Structured figure records:
__________________________________________________

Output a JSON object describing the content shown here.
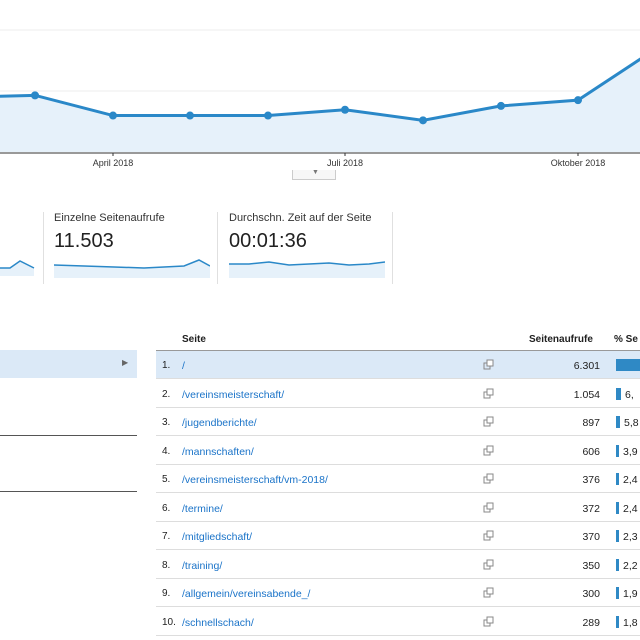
{
  "chart": {
    "x_labels": [
      "April 2018",
      "Juli 2018",
      "Oktober 2018"
    ],
    "series_values": [
      0.58,
      0.59,
      0.38,
      0.38,
      0.38,
      0.44,
      0.33,
      0.48,
      0.54,
      1.0
    ],
    "line_color": "#2a88c8",
    "fill_color": "#e6f1fa"
  },
  "metrics": [
    {
      "label": "Einzelne Seitenaufrufe",
      "value": "11.503"
    },
    {
      "label": "Durchschn. Zeit auf der Seite",
      "value": "00:01:36"
    }
  ],
  "table": {
    "headers": {
      "page": "Seite",
      "views": "Seitenaufrufe",
      "pct": "% Se"
    },
    "rows": [
      {
        "idx": "1.",
        "page": "/",
        "views": "6.301",
        "pct": "",
        "share": 0.548
      },
      {
        "idx": "2.",
        "page": "/vereinsmeisterschaft/",
        "views": "1.054",
        "pct": "6,",
        "share": 0.092
      },
      {
        "idx": "3.",
        "page": "/jugendberichte/",
        "views": "897",
        "pct": "5,8",
        "share": 0.078
      },
      {
        "idx": "4.",
        "page": "/mannschaften/",
        "views": "606",
        "pct": "3,9",
        "share": 0.053
      },
      {
        "idx": "5.",
        "page": "/vereinsmeisterschaft/vm-2018/",
        "views": "376",
        "pct": "2,4",
        "share": 0.033
      },
      {
        "idx": "6.",
        "page": "/termine/",
        "views": "372",
        "pct": "2,4",
        "share": 0.032
      },
      {
        "idx": "7.",
        "page": "/mitgliedschaft/",
        "views": "370",
        "pct": "2,3",
        "share": 0.032
      },
      {
        "idx": "8.",
        "page": "/training/",
        "views": "350",
        "pct": "2,2",
        "share": 0.03
      },
      {
        "idx": "9.",
        "page": "/allgemein/vereinsabende_/",
        "views": "300",
        "pct": "1,9",
        "share": 0.026
      },
      {
        "idx": "10.",
        "page": "/schnellschach/",
        "views": "289",
        "pct": "1,8",
        "share": 0.025
      }
    ]
  }
}
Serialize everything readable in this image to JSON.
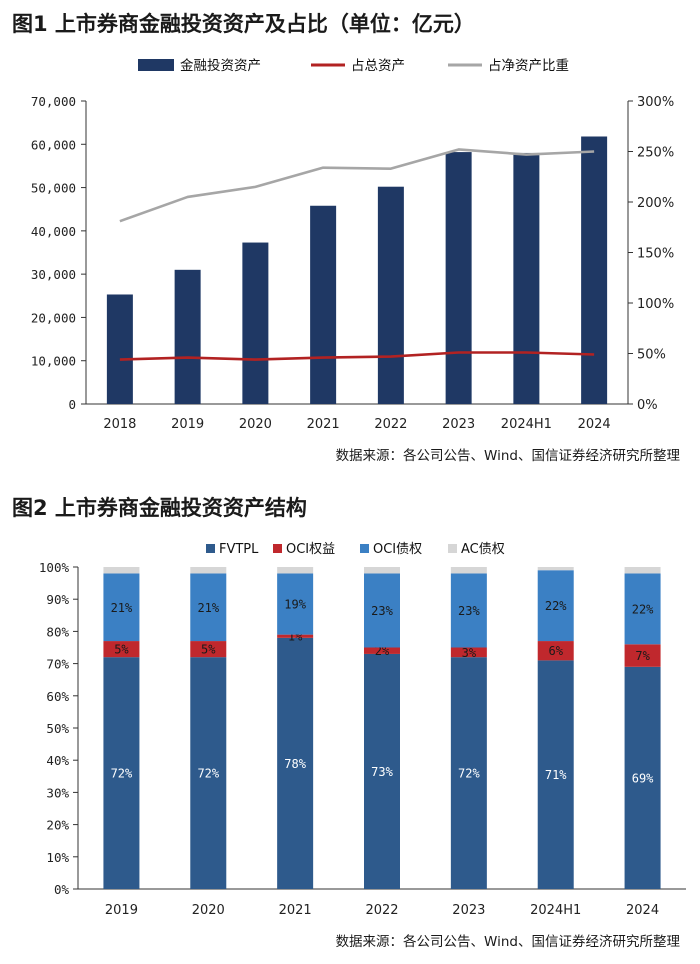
{
  "figure1": {
    "title": "图1  上市券商金融投资资产及占比（单位：亿元）",
    "source": "数据来源：各公司公告、Wind、国信证券经济研究所整理"
  },
  "figure2": {
    "title": "图2  上市券商金融投资资产结构",
    "source": "数据来源：各公司公告、Wind、国信证券经济研究所整理"
  },
  "chart_data": [
    {
      "type": "bar",
      "title": "上市券商金融投资资产及占比（单位：亿元）",
      "categories": [
        "2018",
        "2019",
        "2020",
        "2021",
        "2022",
        "2023",
        "2024H1",
        "2024"
      ],
      "ylim": [
        0,
        70000
      ],
      "yticks": [
        "0",
        "10,000",
        "20,000",
        "30,000",
        "40,000",
        "50,000",
        "60,000",
        "70,000"
      ],
      "y2lim": [
        0,
        300
      ],
      "y2ticks": [
        "0%",
        "50%",
        "100%",
        "150%",
        "200%",
        "250%",
        "300%"
      ],
      "series": [
        {
          "name": "金融投资资产",
          "kind": "bar",
          "axis": "left",
          "color": "#1f3864",
          "values": [
            25300,
            31000,
            37300,
            45800,
            50200,
            58200,
            58000,
            61800
          ]
        },
        {
          "name": "占总资产",
          "kind": "line",
          "axis": "right",
          "color": "#b22222",
          "values": [
            44,
            46,
            44,
            46,
            47,
            51,
            51,
            49
          ]
        },
        {
          "name": "占净资产比重",
          "kind": "line",
          "axis": "right",
          "color": "#a6a6a6",
          "values": [
            181,
            205,
            215,
            234,
            233,
            252,
            247,
            250
          ]
        }
      ],
      "legend": "top"
    },
    {
      "type": "bar",
      "stacked": true,
      "title": "上市券商金融投资资产结构",
      "categories": [
        "2019",
        "2020",
        "2021",
        "2022",
        "2023",
        "2024H1",
        "2024"
      ],
      "ylim": [
        0,
        100
      ],
      "yticks": [
        "0%",
        "10%",
        "20%",
        "30%",
        "40%",
        "50%",
        "60%",
        "70%",
        "80%",
        "90%",
        "100%"
      ],
      "series": [
        {
          "name": "FVTPL",
          "color": "#2e5a8c",
          "values": [
            72,
            72,
            78,
            73,
            72,
            71,
            69
          ],
          "labels": [
            "72%",
            "72%",
            "78%",
            "73%",
            "72%",
            "71%",
            "69%"
          ]
        },
        {
          "name": "OCI权益",
          "color": "#c0282d",
          "values": [
            5,
            5,
            1,
            2,
            3,
            6,
            7
          ],
          "labels": [
            "5%",
            "5%",
            "1%",
            "2%",
            "3%",
            "6%",
            "7%"
          ]
        },
        {
          "name": "OCI债权",
          "color": "#3b80c4",
          "values": [
            21,
            21,
            19,
            23,
            23,
            22,
            22
          ],
          "labels": [
            "21%",
            "21%",
            "19%",
            "23%",
            "23%",
            "22%",
            "22%"
          ]
        },
        {
          "name": "AC债权",
          "color": "#d6d6d6",
          "values": [
            2,
            2,
            2,
            2,
            2,
            1,
            2
          ],
          "labels": [
            "",
            "",
            "",
            "",
            "",
            "",
            ""
          ]
        }
      ],
      "legend": "top"
    }
  ]
}
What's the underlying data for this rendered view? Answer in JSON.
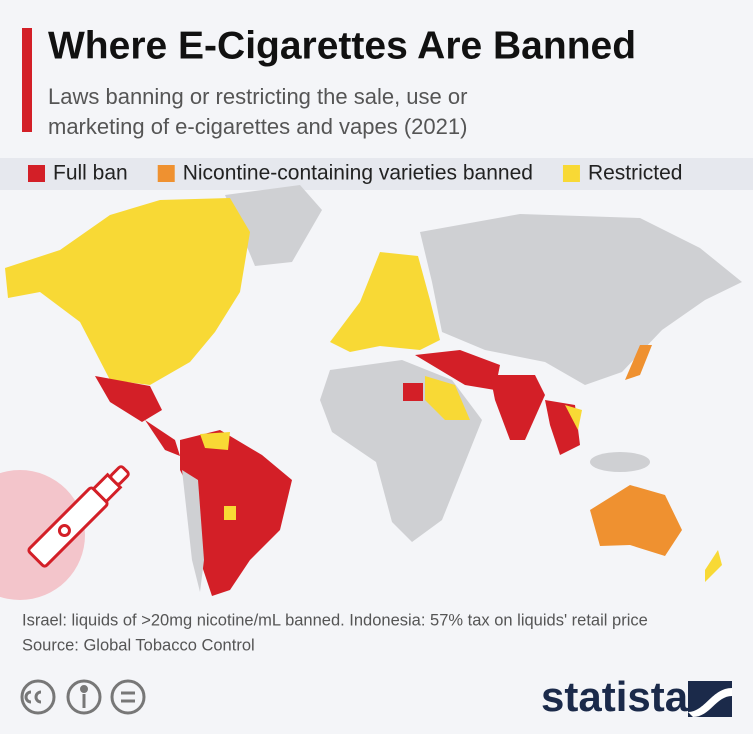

__________________________________________________

[EXERCISE GOAL]
Set down the complete material exactly, but do not include the images.

[EXERCISE RESPONSE]
Output a JSON object describing the content shown here.
{
  "chart": {
    "x_labels": [
      "April 2018",
      "Juli 2018",
      "Oktober 2018"
    ],
    "series_values": [
      0.58,
      0.59,
      0.38,
      0.38,
      0.38,
      0.44,
      0.33,
      0.48,
      0.54,
      1.0
    ],
    "line_color": "#2a88c8",
    "fill_color": "#e6f1fa"
  },
  "metrics": [
    {
      "label": "Einzelne Seitenaufrufe",
      "value": "11.503"
    },
    {
      "label": "Durchschn. Zeit auf der Seite",
      "value": "00:01:36"
    }
  ],
  "table": {
    "headers": {
      "page": "Seite",
      "views": "Seitenaufrufe",
      "pct": "% Se"
    },
    "rows": [
      {
        "idx": "1.",
        "page": "/",
        "views": "6.301",
        "pct": "",
        "share": 0.548
      },
      {
        "idx": "2.",
        "page": "/vereinsmeisterschaft/",
        "views": "1.054",
        "pct": "6,",
        "share": 0.092
      },
      {
        "idx": "3.",
        "page": "/jugendberichte/",
        "views": "897",
        "pct": "5,8",
        "share": 0.078
      },
      {
        "idx": "4.",
        "page": "/mannschaften/",
        "views": "606",
        "pct": "3,9",
        "share": 0.053
      },
      {
        "idx": "5.",
        "page": "/vereinsmeisterschaft/vm-2018/",
        "views": "376",
        "pct": "2,4",
        "share": 0.033
      },
      {
        "idx": "6.",
        "page": "/termine/",
        "views": "372",
        "pct": "2,4",
        "share": 0.032
      },
      {
        "idx": "7.",
        "page": "/mitgliedschaft/",
        "views": "370",
        "pct": "2,3",
        "share": 0.032
      },
      {
        "idx": "8.",
        "page": "/training/",
        "views": "350",
        "pct": "2,2",
        "share": 0.03
      },
      {
        "idx": "9.",
        "page": "/allgemein/vereinsabende_/",
        "views": "300",
        "pct": "1,9",
        "share": 0.026
      },
      {
        "idx": "10.",
        "page": "/schnellschach/",
        "views": "289",
        "pct": "1,8",
        "share": 0.025
      }
    ]
  }
}
Serialize everything readable in this image to JSON.
{
  "figure1": {
    "title": "图1  上市券商金融投资资产及占比（单位：亿元）",
    "source": "数据来源：各公司公告、Wind、国信证券经济研究所整理"
  },
  "figure2": {
    "title": "图2  上市券商金融投资资产结构",
    "source": "数据来源：各公司公告、Wind、国信证券经济研究所整理"
  },
  "chart_data": [
    {
      "type": "bar",
      "title": "上市券商金融投资资产及占比（单位：亿元）",
      "categories": [
        "2018",
        "2019",
        "2020",
        "2021",
        "2022",
        "2023",
        "2024H1",
        "2024"
      ],
      "ylim": [
        0,
        70000
      ],
      "yticks": [
        "0",
        "10,000",
        "20,000",
        "30,000",
        "40,000",
        "50,000",
        "60,000",
        "70,000"
      ],
      "y2lim": [
        0,
        300
      ],
      "y2ticks": [
        "0%",
        "50%",
        "100%",
        "150%",
        "200%",
        "250%",
        "300%"
      ],
      "series": [
        {
          "name": "金融投资资产",
          "kind": "bar",
          "axis": "left",
          "color": "#1f3864",
          "values": [
            25300,
            31000,
            37300,
            45800,
            50200,
            58200,
            58000,
            61800
          ]
        },
        {
          "name": "占总资产",
          "kind": "line",
          "axis": "right",
          "color": "#b22222",
          "values": [
            44,
            46,
            44,
            46,
            47,
            51,
            51,
            49
          ]
        },
        {
          "name": "占净资产比重",
          "kind": "line",
          "axis": "right",
          "color": "#a6a6a6",
          "values": [
            181,
            205,
            215,
            234,
            233,
            252,
            247,
            250
          ]
        }
      ],
      "legend": "top"
    },
    {
      "type": "bar",
      "stacked": true,
      "title": "上市券商金融投资资产结构",
      "categories": [
        "2019",
        "2020",
        "2021",
        "2022",
        "2023",
        "2024H1",
        "2024"
      ],
      "ylim": [
        0,
        100
      ],
      "yticks": [
        "0%",
        "10%",
        "20%",
        "30%",
        "40%",
        "50%",
        "60%",
        "70%",
        "80%",
        "90%",
        "100%"
      ],
      "series": [
        {
          "name": "FVTPL",
          "color": "#2e5a8c",
          "values": [
            72,
            72,
            78,
            73,
            72,
            71,
            69
          ],
          "labels": [
            "72%",
            "72%",
            "78%",
            "73%",
            "72%",
            "71%",
            "69%"
          ]
        },
        {
          "name": "OCI权益",
          "color": "#c0282d",
          "values": [
            5,
            5,
            1,
            2,
            3,
            6,
            7
          ],
          "labels": [
            "5%",
            "5%",
            "1%",
            "2%",
            "3%",
            "6%",
            "7%"
          ]
        },
        {
          "name": "OCI债权",
          "color": "#3b80c4",
          "values": [
            21,
            21,
            19,
            23,
            23,
            22,
            22
          ],
          "labels": [
            "21%",
            "21%",
            "19%",
            "23%",
            "23%",
            "22%",
            "22%"
          ]
        },
        {
          "name": "AC债权",
          "color": "#d6d6d6",
          "values": [
            2,
            2,
            2,
            2,
            2,
            1,
            2
          ],
          "labels": [
            "",
            "",
            "",
            "",
            "",
            "",
            ""
          ]
        }
      ],
      "legend": "top"
    }
  ]
}
What's the underlying data for this rendered view? Answer in JSON.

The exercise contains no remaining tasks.